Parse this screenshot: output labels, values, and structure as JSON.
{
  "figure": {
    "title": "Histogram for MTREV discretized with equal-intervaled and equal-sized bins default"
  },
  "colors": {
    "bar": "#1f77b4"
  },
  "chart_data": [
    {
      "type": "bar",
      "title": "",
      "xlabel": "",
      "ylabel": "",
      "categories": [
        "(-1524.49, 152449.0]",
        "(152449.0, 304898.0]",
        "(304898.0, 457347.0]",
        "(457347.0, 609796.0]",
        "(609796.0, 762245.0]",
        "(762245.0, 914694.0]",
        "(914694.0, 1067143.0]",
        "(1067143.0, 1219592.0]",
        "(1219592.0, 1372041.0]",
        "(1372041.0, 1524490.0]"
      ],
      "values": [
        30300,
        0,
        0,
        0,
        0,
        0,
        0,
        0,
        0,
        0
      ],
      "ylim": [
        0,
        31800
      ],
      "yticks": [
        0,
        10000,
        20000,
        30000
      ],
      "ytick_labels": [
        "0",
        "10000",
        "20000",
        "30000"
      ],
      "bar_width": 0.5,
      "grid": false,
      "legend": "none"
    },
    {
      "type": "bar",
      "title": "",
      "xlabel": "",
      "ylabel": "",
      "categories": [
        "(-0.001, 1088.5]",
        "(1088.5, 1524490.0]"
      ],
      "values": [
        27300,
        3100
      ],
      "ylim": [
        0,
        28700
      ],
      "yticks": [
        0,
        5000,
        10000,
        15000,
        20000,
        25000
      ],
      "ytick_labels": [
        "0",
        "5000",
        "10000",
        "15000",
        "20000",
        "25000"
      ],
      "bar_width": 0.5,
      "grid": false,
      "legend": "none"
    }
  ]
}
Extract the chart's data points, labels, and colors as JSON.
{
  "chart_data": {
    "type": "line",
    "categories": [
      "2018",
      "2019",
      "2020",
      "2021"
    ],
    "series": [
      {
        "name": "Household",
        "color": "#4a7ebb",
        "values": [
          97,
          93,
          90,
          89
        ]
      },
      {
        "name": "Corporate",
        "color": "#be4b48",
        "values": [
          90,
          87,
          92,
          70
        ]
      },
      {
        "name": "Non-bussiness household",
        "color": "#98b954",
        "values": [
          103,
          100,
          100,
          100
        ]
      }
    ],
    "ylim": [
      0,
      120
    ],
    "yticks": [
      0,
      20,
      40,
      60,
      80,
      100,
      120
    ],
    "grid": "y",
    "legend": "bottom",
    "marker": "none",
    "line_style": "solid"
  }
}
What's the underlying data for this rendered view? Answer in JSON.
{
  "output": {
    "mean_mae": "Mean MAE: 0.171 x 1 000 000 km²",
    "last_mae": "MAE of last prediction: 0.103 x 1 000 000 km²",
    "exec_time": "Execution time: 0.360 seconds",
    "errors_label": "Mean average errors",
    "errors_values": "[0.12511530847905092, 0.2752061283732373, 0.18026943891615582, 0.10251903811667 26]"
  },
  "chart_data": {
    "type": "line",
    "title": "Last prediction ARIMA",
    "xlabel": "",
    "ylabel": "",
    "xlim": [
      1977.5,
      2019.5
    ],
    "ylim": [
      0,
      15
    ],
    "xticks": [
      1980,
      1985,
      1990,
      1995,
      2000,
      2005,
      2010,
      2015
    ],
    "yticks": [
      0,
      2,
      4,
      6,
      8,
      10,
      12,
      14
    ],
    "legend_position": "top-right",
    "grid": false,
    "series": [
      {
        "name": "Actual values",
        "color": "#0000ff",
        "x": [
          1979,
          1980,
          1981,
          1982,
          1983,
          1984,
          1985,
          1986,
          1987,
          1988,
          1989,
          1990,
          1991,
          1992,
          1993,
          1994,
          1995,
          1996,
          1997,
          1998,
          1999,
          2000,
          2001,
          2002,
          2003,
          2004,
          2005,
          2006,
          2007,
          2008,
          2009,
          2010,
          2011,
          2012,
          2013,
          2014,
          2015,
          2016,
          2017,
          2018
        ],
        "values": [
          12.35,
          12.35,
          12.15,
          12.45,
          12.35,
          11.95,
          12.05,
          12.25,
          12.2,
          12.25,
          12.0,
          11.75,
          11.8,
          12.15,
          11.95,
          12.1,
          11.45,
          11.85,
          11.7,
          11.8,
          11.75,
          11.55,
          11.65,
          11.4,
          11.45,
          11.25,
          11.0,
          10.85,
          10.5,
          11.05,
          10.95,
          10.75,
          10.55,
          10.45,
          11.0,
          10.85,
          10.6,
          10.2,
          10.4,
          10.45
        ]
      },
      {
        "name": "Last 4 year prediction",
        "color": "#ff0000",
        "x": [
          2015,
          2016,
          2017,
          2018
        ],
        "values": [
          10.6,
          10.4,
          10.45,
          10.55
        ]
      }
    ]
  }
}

+ + +

• Set task: For the entries shown above, give the number of lines that include the word "prediction", without any other text.

• Solution below: 3